── Data shown ──

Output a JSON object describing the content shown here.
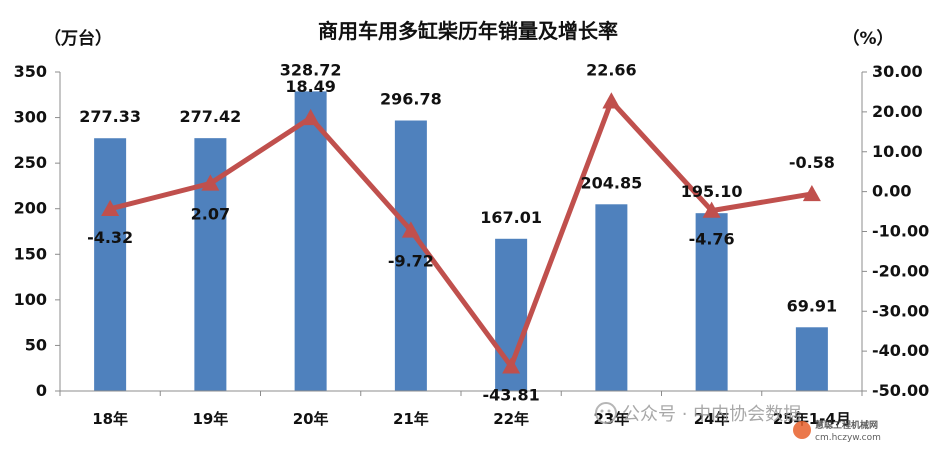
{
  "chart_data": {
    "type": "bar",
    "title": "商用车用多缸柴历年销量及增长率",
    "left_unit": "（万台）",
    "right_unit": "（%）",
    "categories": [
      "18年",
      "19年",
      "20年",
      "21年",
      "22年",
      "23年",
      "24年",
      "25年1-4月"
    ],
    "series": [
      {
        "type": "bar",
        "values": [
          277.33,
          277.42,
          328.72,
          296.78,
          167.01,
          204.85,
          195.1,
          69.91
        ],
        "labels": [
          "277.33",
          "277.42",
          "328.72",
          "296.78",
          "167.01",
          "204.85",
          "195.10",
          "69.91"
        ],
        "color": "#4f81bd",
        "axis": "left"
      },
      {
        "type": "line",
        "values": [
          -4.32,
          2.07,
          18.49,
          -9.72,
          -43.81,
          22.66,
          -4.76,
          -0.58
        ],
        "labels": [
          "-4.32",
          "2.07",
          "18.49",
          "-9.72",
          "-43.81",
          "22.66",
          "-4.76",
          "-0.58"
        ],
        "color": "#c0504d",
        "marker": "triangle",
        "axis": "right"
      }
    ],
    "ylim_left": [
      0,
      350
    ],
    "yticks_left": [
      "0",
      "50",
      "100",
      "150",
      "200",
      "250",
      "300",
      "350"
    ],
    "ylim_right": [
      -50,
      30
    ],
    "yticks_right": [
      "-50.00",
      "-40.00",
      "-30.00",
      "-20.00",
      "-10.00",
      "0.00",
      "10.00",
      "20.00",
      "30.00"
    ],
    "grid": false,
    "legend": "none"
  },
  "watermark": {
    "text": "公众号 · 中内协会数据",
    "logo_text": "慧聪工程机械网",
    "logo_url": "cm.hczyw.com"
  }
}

───
── Data shown ──

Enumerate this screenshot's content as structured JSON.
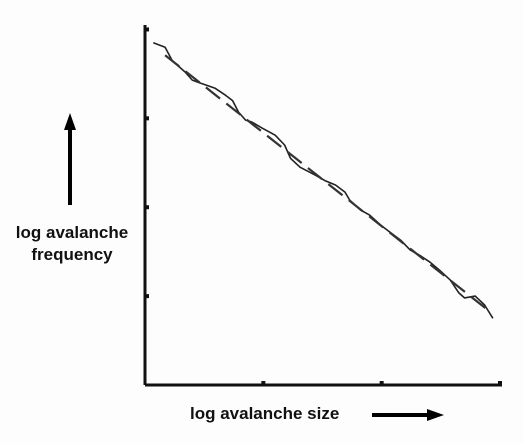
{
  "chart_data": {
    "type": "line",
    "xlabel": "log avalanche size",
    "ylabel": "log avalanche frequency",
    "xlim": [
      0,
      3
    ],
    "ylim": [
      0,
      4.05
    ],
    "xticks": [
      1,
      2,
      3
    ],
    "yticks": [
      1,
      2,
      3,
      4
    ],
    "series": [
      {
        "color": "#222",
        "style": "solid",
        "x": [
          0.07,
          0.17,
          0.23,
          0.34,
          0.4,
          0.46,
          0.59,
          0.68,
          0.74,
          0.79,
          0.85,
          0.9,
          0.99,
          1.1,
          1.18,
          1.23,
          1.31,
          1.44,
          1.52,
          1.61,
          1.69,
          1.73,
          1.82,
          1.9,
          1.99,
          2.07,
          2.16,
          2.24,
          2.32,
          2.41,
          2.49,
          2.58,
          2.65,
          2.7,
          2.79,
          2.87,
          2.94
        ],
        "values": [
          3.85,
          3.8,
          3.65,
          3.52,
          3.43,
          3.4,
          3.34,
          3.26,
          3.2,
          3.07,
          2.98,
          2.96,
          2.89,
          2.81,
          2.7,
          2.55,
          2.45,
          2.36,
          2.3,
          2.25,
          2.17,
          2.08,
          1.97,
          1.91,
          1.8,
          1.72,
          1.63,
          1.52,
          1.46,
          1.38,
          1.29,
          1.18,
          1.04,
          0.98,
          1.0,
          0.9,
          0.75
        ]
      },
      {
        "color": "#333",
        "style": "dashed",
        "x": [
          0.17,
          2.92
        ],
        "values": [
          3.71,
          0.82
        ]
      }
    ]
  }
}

───

Challenge
Looking at the entries above, state how many lines contain "type"; give the number alone.

Answer
4